▶ **Source records**:
************

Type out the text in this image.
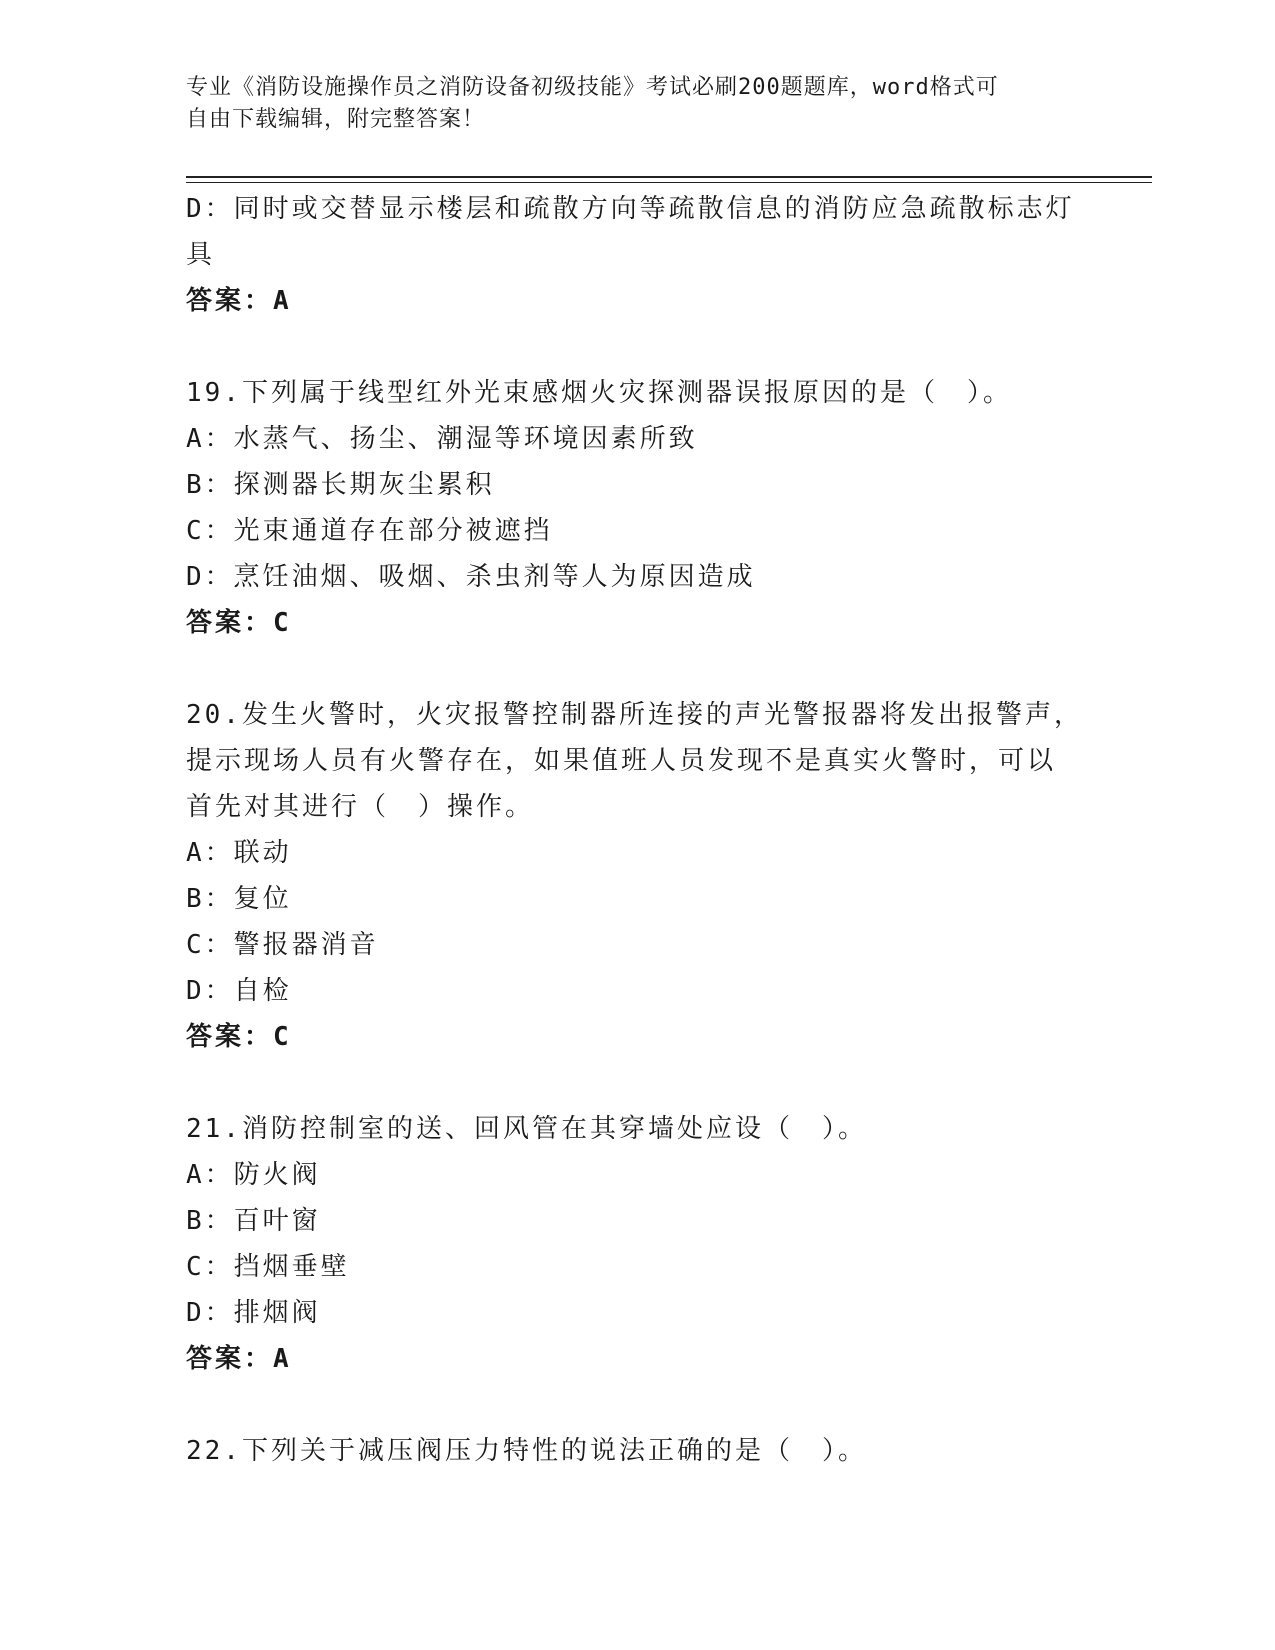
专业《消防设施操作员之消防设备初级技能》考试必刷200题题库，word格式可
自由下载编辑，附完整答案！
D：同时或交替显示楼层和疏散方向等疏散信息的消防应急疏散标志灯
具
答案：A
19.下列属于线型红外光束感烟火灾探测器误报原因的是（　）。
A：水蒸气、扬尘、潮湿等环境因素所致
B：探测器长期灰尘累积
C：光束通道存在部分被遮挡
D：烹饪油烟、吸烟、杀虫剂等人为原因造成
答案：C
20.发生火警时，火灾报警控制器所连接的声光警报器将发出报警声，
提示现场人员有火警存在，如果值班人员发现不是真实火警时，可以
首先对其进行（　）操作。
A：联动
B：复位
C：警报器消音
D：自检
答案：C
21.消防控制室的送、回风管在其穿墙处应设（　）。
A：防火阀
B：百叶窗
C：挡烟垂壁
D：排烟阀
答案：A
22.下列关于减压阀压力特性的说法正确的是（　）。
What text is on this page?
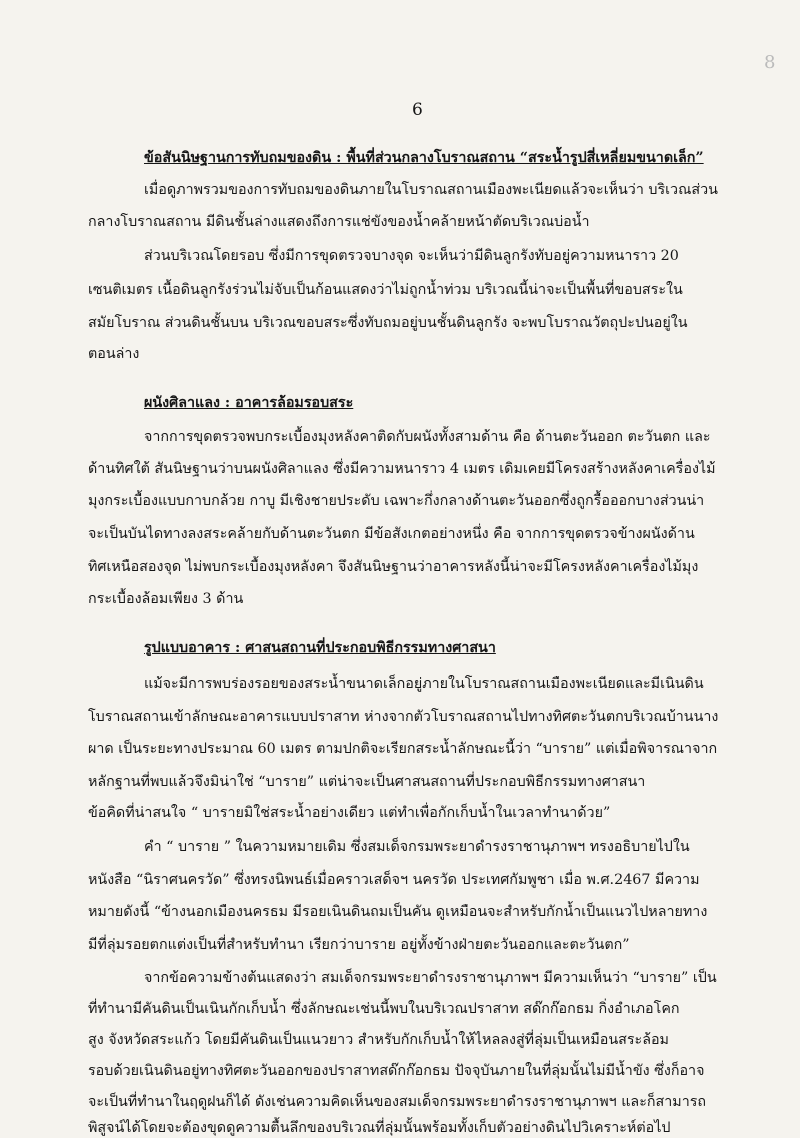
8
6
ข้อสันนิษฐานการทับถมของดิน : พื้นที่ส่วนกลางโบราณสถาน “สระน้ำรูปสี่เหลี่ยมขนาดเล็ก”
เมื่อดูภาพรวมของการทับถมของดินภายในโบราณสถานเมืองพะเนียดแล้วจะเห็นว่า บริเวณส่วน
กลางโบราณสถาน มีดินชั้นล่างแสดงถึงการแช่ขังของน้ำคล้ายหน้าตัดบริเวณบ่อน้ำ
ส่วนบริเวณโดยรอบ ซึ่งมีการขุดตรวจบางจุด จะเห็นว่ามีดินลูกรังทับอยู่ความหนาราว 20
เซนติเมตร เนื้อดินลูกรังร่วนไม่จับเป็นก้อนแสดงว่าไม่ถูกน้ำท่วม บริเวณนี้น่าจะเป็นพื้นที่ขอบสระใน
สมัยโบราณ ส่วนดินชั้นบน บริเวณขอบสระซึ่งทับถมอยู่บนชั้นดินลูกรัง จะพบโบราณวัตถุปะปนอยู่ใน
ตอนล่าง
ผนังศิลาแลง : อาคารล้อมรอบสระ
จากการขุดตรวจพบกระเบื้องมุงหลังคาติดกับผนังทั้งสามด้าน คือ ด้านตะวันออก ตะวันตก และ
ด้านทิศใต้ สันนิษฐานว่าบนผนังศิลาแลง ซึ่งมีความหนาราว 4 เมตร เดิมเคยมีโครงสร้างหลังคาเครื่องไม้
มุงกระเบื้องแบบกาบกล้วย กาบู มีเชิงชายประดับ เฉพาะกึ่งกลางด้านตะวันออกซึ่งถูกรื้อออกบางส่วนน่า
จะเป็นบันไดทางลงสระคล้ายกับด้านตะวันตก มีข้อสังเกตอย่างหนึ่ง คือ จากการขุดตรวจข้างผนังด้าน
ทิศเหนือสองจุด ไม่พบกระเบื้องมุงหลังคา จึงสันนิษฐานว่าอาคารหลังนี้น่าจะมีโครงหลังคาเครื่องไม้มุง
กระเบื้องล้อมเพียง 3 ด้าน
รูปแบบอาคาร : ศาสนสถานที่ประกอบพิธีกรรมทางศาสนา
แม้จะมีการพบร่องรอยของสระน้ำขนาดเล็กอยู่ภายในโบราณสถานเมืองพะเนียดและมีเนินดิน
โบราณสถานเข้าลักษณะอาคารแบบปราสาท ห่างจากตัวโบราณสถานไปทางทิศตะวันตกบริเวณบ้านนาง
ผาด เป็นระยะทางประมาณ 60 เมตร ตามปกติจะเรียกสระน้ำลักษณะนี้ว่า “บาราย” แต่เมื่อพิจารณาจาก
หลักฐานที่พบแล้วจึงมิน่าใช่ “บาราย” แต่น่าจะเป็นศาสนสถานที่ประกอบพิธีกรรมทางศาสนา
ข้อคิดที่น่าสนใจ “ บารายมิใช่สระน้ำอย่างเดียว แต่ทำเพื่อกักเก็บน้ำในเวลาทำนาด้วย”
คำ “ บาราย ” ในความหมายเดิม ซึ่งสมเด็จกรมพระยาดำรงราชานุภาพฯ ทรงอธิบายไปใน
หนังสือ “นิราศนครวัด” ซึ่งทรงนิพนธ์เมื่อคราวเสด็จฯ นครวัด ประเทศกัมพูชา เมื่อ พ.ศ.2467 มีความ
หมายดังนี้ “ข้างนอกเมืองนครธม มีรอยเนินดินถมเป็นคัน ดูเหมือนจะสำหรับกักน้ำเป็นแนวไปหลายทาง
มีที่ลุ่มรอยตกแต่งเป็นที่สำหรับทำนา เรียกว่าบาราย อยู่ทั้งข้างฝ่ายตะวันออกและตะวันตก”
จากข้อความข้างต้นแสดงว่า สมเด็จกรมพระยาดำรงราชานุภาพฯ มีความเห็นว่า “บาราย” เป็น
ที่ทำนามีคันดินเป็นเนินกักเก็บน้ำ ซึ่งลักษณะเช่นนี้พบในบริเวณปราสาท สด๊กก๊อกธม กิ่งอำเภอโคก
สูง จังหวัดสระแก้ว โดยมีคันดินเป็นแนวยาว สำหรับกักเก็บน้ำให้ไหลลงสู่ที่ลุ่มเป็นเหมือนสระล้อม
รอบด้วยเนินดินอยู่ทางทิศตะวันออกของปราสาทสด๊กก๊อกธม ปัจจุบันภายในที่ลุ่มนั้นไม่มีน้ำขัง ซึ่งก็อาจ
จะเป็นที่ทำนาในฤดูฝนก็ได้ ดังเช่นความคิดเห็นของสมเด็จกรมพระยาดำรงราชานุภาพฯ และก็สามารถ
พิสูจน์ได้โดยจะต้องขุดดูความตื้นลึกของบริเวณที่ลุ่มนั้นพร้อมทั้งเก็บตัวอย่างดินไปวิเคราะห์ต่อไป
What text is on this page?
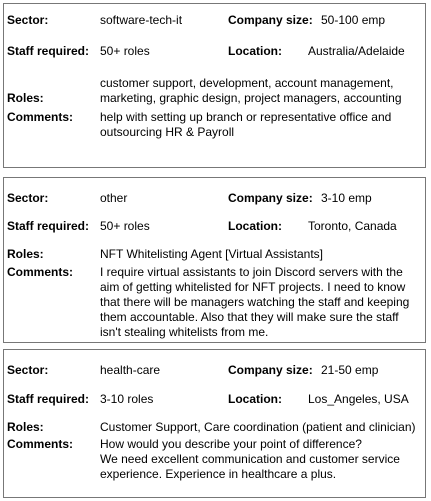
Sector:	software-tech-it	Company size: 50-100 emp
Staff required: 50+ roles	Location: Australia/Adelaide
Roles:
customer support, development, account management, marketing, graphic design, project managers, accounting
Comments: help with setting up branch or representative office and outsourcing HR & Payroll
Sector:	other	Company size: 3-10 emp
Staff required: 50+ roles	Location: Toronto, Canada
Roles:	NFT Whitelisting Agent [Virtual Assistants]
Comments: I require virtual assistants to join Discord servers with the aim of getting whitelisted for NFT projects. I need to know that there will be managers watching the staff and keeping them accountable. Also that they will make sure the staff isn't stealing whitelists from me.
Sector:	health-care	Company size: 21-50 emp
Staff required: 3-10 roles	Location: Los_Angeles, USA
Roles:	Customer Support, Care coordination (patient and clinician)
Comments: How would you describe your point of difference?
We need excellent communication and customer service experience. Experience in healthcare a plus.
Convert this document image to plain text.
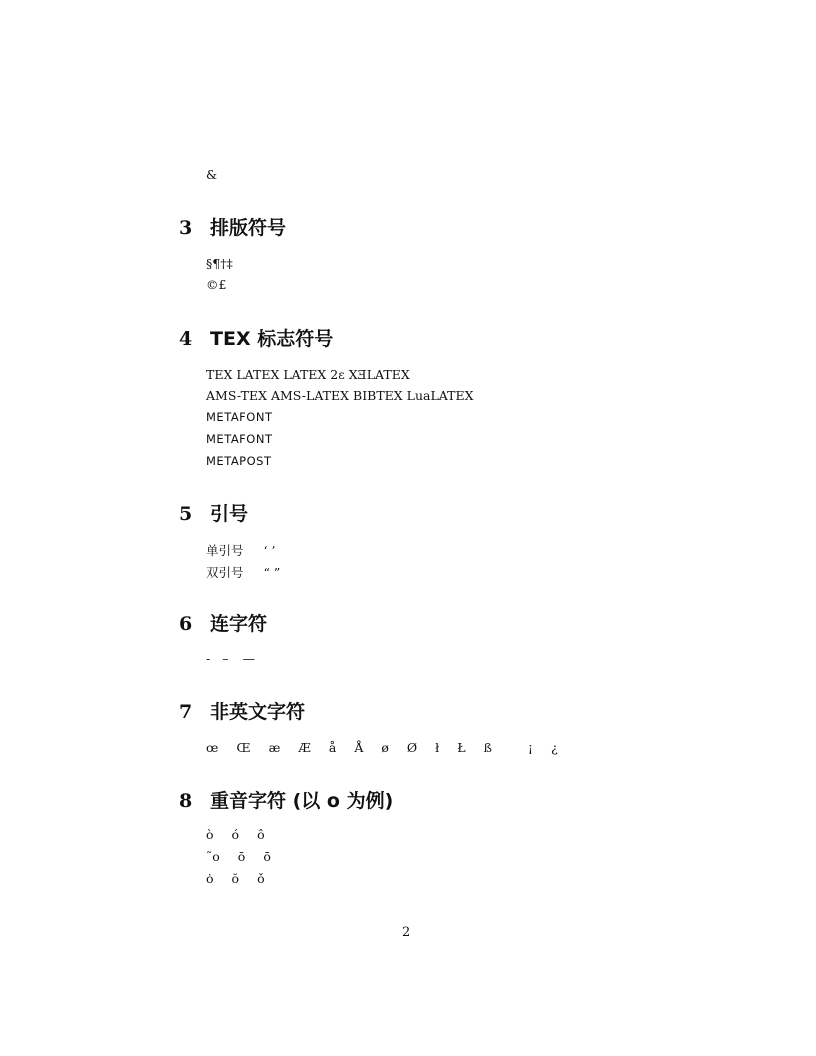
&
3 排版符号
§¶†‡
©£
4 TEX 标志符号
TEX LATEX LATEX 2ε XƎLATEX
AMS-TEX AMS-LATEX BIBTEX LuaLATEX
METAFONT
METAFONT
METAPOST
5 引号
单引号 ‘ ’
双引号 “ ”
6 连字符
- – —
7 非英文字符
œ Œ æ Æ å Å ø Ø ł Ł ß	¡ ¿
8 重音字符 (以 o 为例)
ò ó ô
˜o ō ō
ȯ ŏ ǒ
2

************

▶ **Task prompt**: Exactly reproduce each record, leaving out any pictures.

▶ **The response**:
Type out the text in this image.
专业《消防设施操作员之消防设备初级技能》考试必刷200题题库，word格式可
自由下载编辑，附完整答案！
D：同时或交替显示楼层和疏散方向等疏散信息的消防应急疏散标志灯
具
答案：A
19.下列属于线型红外光束感烟火灾探测器误报原因的是（　）。
A：水蒸气、扬尘、潮湿等环境因素所致
B：探测器长期灰尘累积
C：光束通道存在部分被遮挡
D：烹饪油烟、吸烟、杀虫剂等人为原因造成
答案：C
20.发生火警时，火灾报警控制器所连接的声光警报器将发出报警声，
提示现场人员有火警存在，如果值班人员发现不是真实火警时，可以
首先对其进行（　）操作。
A：联动
B：复位
C：警报器消音
D：自检
答案：C
21.消防控制室的送、回风管在其穿墙处应设（　）。
A：防火阀
B：百叶窗
C：挡烟垂壁
D：排烟阀
答案：A
22.下列关于减压阀压力特性的说法正确的是（　）。
What text is on this page?
8
6
ข้อสันนิษฐานการทับถมของดิน : พื้นที่ส่วนกลางโบราณสถาน “สระน้ำรูปสี่เหลี่ยมขนาดเล็ก”
เมื่อดูภาพรวมของการทับถมของดินภายในโบราณสถานเมืองพะเนียดแล้วจะเห็นว่า บริเวณส่วน
กลางโบราณสถาน มีดินชั้นล่างแสดงถึงการแช่ขังของน้ำคล้ายหน้าตัดบริเวณบ่อน้ำ
ส่วนบริเวณโดยรอบ ซึ่งมีการขุดตรวจบางจุด จะเห็นว่ามีดินลูกรังทับอยู่ความหนาราว 20
เซนติเมตร เนื้อดินลูกรังร่วนไม่จับเป็นก้อนแสดงว่าไม่ถูกน้ำท่วม บริเวณนี้น่าจะเป็นพื้นที่ขอบสระใน
สมัยโบราณ ส่วนดินชั้นบน บริเวณขอบสระซึ่งทับถมอยู่บนชั้นดินลูกรัง จะพบโบราณวัตถุปะปนอยู่ใน
ตอนล่าง
ผนังศิลาแลง : อาคารล้อมรอบสระ
จากการขุดตรวจพบกระเบื้องมุงหลังคาติดกับผนังทั้งสามด้าน คือ ด้านตะวันออก ตะวันตก และ
ด้านทิศใต้ สันนิษฐานว่าบนผนังศิลาแลง ซึ่งมีความหนาราว 4 เมตร เดิมเคยมีโครงสร้างหลังคาเครื่องไม้
มุงกระเบื้องแบบกาบกล้วย กาบู มีเชิงชายประดับ เฉพาะกึ่งกลางด้านตะวันออกซึ่งถูกรื้อออกบางส่วนน่า
จะเป็นบันไดทางลงสระคล้ายกับด้านตะวันตก มีข้อสังเกตอย่างหนึ่ง คือ จากการขุดตรวจข้างผนังด้าน
ทิศเหนือสองจุด ไม่พบกระเบื้องมุงหลังคา จึงสันนิษฐานว่าอาคารหลังนี้น่าจะมีโครงหลังคาเครื่องไม้มุง
กระเบื้องล้อมเพียง 3 ด้าน
รูปแบบอาคาร : ศาสนสถานที่ประกอบพิธีกรรมทางศาสนา
แม้จะมีการพบร่องรอยของสระน้ำขนาดเล็กอยู่ภายในโบราณสถานเมืองพะเนียดและมีเนินดิน
โบราณสถานเข้าลักษณะอาคารแบบปราสาท ห่างจากตัวโบราณสถานไปทางทิศตะวันตกบริเวณบ้านนาง
ผาด เป็นระยะทางประมาณ 60 เมตร ตามปกติจะเรียกสระน้ำลักษณะนี้ว่า “บาราย” แต่เมื่อพิจารณาจาก
หลักฐานที่พบแล้วจึงมิน่าใช่ “บาราย” แต่น่าจะเป็นศาสนสถานที่ประกอบพิธีกรรมทางศาสนา
ข้อคิดที่น่าสนใจ “ บารายมิใช่สระน้ำอย่างเดียว แต่ทำเพื่อกักเก็บน้ำในเวลาทำนาด้วย”
คำ “ บาราย ” ในความหมายเดิม ซึ่งสมเด็จกรมพระยาดำรงราชานุภาพฯ ทรงอธิบายไปใน
หนังสือ “นิราศนครวัด” ซึ่งทรงนิพนธ์เมื่อคราวเสด็จฯ นครวัด ประเทศกัมพูชา เมื่อ พ.ศ.2467 มีความ
หมายดังนี้ “ข้างนอกเมืองนครธม มีรอยเนินดินถมเป็นคัน ดูเหมือนจะสำหรับกักน้ำเป็นแนวไปหลายทาง
มีที่ลุ่มรอยตกแต่งเป็นที่สำหรับทำนา เรียกว่าบาราย อยู่ทั้งข้างฝ่ายตะวันออกและตะวันตก”
จากข้อความข้างต้นแสดงว่า สมเด็จกรมพระยาดำรงราชานุภาพฯ มีความเห็นว่า “บาราย” เป็น
ที่ทำนามีคันดินเป็นเนินกักเก็บน้ำ ซึ่งลักษณะเช่นนี้พบในบริเวณปราสาท สด๊กก๊อกธม กิ่งอำเภอโคก
สูง จังหวัดสระแก้ว โดยมีคันดินเป็นแนวยาว สำหรับกักเก็บน้ำให้ไหลลงสู่ที่ลุ่มเป็นเหมือนสระล้อม
รอบด้วยเนินดินอยู่ทางทิศตะวันออกของปราสาทสด๊กก๊อกธม ปัจจุบันภายในที่ลุ่มนั้นไม่มีน้ำขัง ซึ่งก็อาจ
จะเป็นที่ทำนาในฤดูฝนก็ได้ ดังเช่นความคิดเห็นของสมเด็จกรมพระยาดำรงราชานุภาพฯ และก็สามารถ
พิสูจน์ได้โดยจะต้องขุดดูความตื้นลึกของบริเวณที่ลุ่มนั้นพร้อมทั้งเก็บตัวอย่างดินไปวิเคราะห์ต่อไป
What text is on this page?
Sector:	software-tech-it	Company size: 50-100 emp
Staff required: 50+ roles	Location: Australia/Adelaide
Roles:
customer support, development, account management, marketing, graphic design, project managers, accounting
Comments: help with setting up branch or representative office and outsourcing HR & Payroll
Sector:	other	Company size: 3-10 emp
Staff required: 50+ roles	Location: Toronto, Canada
Roles:	NFT Whitelisting Agent [Virtual Assistants]
Comments: I require virtual assistants to join Discord servers with the aim of getting whitelisted for NFT projects. I need to know that there will be managers watching the staff and keeping them accountable. Also that they will make sure the staff isn't stealing whitelists from me.
Sector:	health-care	Company size: 21-50 emp
Staff required: 3-10 roles	Location: Los_Angeles, USA
Roles:	Customer Support, Care coordination (patient and clinician)
Comments: How would you describe your point of difference?
We need excellent communication and customer service experience. Experience in healthcare a plus.
Convert this document image to plain text.
&
3 排版符号
§¶†‡
©£
4 TEX 标志符号
TEX LATEX LATEX 2ε XƎLATEX
AMS-TEX AMS-LATEX BIBTEX LuaLATEX
METAFONT
METAFONT
METAPOST
5 引号
单引号 ‘ ’
双引号 “ ”
6 连字符
- – —
7 非英文字符
œ Œ æ Æ å Å ø Ø ł Ł ß	¡ ¿
8 重音字符 (以 o 为例)
ò ó ô
˜o ō ō
ȯ ŏ ǒ
2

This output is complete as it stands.